# Description of the task
List every line below containing "footer".

--- start Information shown ---

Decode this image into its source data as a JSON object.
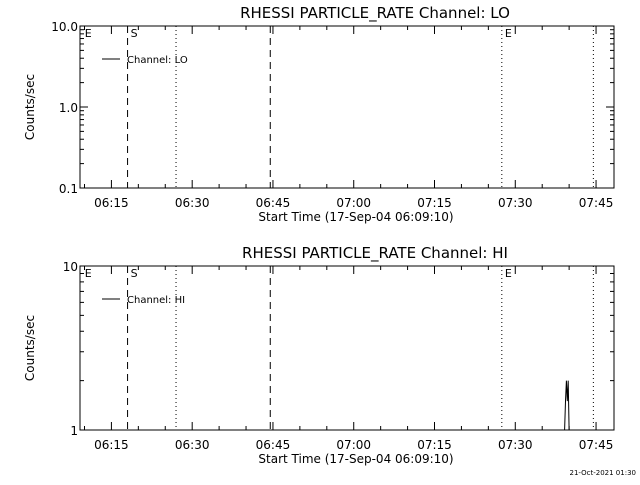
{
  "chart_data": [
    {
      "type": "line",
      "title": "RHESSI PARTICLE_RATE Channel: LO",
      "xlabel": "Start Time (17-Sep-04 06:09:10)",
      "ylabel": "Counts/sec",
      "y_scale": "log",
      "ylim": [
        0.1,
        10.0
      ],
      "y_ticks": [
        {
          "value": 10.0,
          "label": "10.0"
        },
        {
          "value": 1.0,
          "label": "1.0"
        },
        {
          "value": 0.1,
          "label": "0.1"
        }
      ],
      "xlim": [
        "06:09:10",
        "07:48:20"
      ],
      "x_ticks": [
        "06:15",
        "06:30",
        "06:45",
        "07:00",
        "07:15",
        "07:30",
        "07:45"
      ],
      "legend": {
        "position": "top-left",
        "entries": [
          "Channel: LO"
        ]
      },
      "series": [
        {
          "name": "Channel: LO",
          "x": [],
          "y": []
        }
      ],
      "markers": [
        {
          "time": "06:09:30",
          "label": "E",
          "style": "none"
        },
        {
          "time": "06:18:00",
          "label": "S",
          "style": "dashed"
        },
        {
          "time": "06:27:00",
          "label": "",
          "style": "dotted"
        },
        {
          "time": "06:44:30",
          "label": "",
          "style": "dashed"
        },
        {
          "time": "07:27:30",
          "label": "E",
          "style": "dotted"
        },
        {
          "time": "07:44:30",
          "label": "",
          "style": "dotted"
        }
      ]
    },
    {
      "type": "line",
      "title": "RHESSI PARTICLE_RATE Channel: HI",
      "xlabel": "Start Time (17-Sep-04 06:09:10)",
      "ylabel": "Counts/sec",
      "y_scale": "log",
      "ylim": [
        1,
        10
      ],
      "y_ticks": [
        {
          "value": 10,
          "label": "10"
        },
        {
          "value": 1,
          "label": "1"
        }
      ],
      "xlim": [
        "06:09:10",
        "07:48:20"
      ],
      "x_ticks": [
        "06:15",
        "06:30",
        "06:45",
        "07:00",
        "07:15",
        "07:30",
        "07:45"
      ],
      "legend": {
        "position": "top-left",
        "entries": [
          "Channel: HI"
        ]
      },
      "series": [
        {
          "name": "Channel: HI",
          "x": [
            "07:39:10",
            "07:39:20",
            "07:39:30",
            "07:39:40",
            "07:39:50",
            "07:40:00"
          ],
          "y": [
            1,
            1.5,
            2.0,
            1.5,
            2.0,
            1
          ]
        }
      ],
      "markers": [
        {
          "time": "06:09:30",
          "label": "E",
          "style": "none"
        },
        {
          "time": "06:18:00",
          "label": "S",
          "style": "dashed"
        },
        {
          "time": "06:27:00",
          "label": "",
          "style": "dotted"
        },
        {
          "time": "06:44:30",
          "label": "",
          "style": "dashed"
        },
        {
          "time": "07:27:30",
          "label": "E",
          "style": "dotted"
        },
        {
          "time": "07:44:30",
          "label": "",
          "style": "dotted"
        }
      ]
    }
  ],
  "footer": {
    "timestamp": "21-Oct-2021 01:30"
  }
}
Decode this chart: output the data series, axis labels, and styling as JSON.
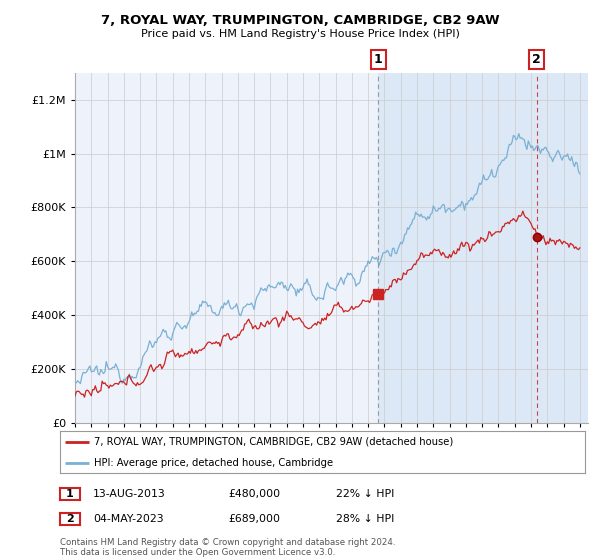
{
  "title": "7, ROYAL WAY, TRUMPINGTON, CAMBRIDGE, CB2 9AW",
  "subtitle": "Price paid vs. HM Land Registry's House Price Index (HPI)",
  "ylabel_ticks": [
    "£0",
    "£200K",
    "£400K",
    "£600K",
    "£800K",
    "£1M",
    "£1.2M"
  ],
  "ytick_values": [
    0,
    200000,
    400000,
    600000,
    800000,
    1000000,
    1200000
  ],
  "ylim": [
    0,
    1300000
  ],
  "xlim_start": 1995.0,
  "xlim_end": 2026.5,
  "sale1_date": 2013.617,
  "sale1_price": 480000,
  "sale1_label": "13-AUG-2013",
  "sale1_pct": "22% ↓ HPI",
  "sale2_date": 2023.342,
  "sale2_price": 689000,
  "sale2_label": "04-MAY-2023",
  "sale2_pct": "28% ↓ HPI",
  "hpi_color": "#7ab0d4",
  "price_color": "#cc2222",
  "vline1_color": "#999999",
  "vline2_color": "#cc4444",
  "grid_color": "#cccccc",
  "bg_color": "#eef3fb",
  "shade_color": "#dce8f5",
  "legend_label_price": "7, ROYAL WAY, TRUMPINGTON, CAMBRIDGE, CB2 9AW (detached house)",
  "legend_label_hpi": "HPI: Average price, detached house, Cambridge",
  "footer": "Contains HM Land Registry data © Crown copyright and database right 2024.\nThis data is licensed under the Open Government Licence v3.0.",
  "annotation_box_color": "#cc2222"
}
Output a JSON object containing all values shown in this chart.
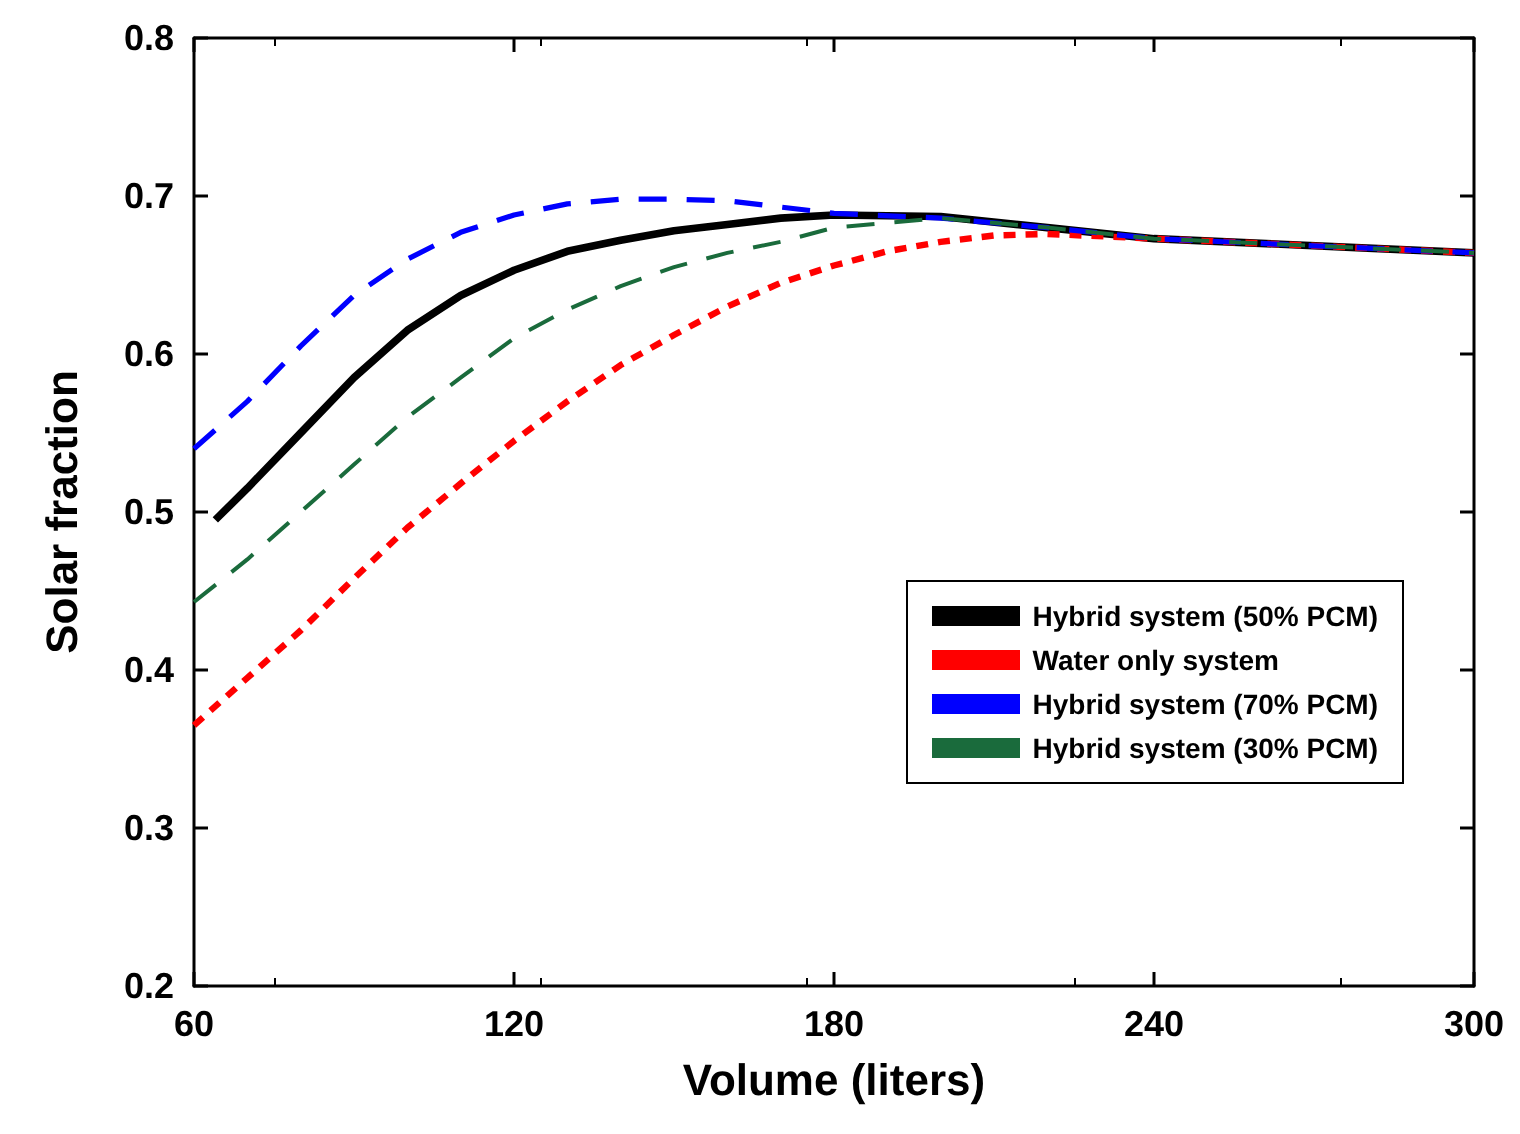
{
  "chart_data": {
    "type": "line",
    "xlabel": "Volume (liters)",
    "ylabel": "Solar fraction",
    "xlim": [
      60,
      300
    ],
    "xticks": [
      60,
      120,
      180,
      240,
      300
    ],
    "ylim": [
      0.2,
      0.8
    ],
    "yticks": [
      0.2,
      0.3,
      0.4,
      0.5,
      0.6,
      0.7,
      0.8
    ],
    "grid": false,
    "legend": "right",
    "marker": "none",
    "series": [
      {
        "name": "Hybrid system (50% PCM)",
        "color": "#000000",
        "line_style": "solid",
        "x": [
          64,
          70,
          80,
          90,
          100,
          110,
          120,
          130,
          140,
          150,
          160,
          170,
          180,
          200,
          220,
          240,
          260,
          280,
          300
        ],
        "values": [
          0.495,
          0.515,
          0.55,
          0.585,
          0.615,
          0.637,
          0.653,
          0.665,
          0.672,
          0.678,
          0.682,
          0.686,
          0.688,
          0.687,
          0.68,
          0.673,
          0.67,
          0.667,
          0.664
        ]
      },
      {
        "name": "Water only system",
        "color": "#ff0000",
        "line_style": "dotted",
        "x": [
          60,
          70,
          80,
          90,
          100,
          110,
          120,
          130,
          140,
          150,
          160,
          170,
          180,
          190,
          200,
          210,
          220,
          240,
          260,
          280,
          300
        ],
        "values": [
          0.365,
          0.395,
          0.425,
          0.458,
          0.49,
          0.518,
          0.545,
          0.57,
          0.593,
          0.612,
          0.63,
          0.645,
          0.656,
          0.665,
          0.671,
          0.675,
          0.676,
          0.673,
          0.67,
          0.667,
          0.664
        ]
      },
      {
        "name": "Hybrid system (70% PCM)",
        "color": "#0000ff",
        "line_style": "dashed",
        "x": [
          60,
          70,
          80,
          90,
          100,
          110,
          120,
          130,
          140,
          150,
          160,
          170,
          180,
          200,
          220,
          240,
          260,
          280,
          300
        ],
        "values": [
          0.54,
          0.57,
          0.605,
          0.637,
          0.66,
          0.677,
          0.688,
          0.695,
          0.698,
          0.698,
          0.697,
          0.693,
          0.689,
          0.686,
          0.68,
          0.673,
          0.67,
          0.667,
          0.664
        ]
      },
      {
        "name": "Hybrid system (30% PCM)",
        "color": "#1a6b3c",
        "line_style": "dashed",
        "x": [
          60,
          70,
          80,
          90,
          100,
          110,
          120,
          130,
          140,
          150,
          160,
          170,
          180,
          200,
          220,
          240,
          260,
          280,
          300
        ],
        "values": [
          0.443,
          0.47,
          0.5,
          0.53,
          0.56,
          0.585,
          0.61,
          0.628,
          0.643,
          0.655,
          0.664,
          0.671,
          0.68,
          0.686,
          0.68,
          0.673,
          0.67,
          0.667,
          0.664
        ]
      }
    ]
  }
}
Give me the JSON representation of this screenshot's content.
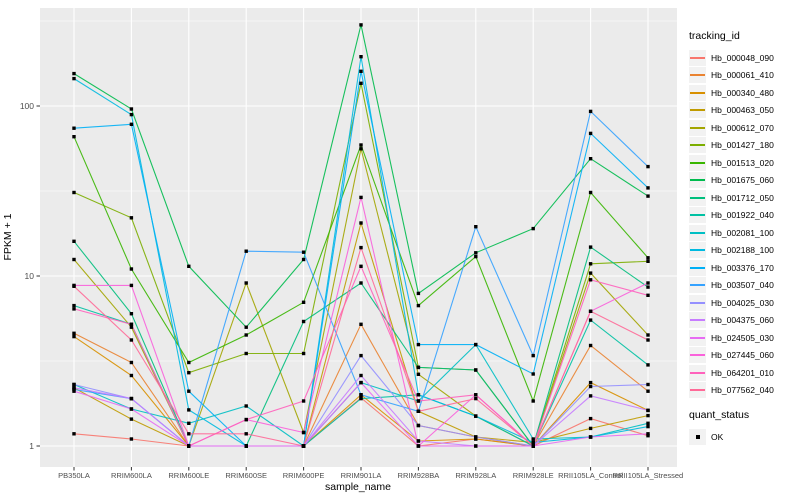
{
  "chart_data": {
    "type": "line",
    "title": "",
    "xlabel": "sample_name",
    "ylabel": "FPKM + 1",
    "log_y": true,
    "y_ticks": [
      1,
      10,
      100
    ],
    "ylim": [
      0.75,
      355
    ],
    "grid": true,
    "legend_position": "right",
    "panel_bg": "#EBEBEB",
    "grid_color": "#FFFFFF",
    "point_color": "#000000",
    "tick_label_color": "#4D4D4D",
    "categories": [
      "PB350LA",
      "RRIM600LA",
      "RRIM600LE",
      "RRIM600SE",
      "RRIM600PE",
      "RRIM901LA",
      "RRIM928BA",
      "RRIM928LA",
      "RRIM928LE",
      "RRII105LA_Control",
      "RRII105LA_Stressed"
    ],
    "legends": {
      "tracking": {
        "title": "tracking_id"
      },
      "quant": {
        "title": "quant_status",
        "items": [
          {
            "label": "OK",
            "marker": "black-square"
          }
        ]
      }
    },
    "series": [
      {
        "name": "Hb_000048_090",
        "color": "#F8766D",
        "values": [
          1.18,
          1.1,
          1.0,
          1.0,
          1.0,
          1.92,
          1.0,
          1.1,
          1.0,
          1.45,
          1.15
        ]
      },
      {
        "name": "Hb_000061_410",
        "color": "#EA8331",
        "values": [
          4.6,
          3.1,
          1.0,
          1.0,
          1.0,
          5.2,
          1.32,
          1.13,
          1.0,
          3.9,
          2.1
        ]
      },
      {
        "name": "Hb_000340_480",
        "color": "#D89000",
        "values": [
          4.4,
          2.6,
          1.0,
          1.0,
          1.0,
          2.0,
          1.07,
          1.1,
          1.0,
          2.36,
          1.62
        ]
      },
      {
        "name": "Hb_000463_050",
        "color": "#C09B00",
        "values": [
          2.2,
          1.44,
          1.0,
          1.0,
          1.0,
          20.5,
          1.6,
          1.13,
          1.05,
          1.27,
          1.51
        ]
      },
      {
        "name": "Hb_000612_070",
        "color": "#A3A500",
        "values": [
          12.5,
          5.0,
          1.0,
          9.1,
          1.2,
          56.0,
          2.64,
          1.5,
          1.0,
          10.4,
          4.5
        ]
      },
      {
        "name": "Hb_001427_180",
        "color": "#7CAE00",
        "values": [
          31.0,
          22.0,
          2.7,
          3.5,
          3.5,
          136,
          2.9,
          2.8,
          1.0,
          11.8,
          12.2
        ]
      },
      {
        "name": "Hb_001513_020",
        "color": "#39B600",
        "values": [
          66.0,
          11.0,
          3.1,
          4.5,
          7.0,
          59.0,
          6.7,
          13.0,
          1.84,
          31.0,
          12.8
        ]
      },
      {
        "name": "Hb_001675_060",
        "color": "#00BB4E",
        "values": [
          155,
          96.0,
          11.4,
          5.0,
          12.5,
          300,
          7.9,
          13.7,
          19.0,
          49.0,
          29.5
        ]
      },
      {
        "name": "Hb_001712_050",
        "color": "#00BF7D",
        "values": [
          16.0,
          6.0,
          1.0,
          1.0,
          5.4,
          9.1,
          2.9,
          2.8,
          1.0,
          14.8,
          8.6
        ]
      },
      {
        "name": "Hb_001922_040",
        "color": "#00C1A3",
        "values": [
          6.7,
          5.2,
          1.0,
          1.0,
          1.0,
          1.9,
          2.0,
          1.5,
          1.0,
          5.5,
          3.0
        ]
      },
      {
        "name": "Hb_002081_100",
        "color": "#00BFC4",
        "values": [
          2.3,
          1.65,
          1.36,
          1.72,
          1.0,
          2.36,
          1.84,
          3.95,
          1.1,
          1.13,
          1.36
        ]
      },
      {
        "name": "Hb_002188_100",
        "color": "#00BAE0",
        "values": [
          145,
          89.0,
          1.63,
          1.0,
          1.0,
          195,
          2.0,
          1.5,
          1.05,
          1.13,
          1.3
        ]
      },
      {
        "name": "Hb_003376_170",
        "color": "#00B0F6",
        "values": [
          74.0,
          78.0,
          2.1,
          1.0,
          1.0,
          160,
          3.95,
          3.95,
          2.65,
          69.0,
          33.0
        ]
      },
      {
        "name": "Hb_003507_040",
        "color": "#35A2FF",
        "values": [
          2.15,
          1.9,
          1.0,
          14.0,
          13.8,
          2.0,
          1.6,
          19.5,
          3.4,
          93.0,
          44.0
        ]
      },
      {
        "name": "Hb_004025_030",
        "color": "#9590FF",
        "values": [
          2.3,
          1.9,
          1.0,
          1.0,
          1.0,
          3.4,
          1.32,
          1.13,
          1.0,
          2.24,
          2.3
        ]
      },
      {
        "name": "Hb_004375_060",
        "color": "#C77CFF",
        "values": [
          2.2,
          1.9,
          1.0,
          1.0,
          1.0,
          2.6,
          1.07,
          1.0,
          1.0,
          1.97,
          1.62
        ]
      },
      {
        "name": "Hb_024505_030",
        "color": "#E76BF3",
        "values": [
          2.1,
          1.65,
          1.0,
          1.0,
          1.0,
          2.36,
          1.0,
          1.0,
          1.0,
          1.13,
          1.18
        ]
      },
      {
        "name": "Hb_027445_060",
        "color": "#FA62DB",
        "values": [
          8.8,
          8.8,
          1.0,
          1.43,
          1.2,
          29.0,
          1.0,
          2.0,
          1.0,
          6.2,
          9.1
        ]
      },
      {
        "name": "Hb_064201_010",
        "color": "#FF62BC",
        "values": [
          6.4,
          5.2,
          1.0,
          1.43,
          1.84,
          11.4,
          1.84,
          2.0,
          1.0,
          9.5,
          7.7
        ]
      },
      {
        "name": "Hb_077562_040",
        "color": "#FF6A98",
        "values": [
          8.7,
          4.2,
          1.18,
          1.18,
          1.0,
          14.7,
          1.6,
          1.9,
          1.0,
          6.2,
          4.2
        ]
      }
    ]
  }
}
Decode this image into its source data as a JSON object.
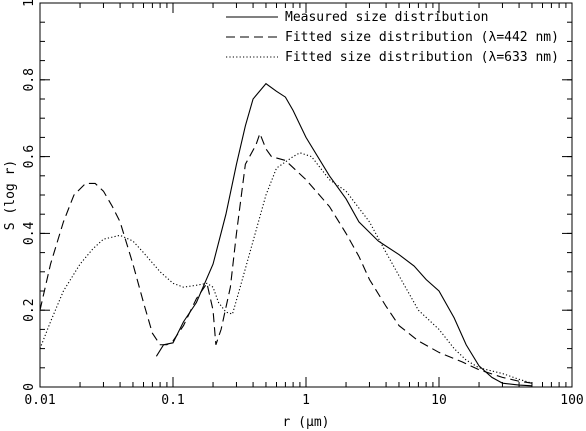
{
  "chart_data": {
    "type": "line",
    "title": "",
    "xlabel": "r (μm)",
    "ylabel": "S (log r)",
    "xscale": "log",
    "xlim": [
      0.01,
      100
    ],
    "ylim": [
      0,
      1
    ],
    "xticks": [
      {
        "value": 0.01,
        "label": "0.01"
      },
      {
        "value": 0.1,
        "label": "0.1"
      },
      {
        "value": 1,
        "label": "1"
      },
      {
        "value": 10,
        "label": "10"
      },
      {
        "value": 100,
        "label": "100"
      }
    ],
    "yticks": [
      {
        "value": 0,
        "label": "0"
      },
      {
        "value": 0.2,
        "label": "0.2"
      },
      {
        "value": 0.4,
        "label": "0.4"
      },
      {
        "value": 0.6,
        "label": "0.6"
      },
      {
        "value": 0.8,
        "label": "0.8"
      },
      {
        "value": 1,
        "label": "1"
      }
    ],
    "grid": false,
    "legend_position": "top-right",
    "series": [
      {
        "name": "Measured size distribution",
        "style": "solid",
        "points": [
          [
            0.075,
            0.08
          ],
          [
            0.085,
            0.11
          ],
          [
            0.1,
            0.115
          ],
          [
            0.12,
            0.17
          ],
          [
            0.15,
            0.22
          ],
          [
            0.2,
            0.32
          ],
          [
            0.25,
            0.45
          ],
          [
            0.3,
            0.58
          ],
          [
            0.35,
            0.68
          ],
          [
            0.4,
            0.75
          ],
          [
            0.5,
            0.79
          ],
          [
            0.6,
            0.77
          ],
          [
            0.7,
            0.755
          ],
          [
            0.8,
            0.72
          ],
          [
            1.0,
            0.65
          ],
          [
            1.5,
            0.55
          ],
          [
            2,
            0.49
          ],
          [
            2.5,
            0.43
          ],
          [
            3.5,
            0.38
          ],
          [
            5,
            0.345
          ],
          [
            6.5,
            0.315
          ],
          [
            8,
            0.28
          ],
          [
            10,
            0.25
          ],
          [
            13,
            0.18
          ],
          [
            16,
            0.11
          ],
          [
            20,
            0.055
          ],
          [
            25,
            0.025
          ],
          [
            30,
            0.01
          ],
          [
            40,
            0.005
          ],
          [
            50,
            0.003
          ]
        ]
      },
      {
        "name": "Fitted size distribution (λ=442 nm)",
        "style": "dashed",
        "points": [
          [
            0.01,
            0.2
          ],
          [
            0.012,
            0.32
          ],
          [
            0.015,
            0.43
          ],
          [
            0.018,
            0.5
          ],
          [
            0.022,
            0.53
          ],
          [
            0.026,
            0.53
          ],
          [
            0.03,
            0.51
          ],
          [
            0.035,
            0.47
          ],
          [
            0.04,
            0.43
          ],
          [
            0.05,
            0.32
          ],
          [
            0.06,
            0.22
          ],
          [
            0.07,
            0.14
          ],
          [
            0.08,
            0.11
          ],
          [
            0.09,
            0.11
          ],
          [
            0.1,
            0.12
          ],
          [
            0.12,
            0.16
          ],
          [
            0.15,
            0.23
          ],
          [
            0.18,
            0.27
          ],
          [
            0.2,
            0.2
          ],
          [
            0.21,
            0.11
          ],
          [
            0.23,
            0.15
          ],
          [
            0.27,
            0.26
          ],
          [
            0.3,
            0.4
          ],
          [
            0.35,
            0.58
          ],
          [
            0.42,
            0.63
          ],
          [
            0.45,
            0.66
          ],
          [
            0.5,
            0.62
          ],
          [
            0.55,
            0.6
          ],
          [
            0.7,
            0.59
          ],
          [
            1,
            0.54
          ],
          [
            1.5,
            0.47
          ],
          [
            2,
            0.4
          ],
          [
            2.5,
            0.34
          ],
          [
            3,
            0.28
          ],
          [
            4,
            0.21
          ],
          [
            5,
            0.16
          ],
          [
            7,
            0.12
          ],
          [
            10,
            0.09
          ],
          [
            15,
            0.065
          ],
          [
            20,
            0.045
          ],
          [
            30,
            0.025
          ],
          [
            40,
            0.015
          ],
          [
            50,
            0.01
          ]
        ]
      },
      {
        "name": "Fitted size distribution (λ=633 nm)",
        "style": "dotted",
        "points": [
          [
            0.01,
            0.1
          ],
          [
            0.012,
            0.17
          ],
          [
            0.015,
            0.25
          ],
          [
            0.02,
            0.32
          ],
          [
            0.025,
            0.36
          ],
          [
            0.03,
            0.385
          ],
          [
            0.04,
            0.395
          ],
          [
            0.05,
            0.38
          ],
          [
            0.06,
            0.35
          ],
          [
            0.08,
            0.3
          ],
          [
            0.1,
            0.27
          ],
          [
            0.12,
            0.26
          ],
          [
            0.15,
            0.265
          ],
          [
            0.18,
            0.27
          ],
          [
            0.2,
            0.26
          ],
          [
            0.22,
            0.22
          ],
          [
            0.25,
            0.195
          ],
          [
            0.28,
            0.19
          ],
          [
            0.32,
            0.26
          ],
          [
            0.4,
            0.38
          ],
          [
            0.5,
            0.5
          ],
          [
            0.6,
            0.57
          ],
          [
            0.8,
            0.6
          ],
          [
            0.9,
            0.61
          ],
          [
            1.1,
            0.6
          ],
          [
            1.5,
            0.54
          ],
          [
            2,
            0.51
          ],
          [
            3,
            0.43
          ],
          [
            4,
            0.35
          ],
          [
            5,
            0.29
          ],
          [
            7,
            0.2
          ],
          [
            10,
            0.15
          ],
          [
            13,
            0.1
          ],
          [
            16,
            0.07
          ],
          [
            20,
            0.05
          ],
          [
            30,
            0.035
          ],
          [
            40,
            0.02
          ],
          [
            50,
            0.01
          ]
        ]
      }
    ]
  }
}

--- end Information shown ---

# Solution
  "footer": {
  "footer": "Contains HM Land Registry data © Crown copyright and database right 2024.\nThis data is licensed under the Open Government Licence v3.0.",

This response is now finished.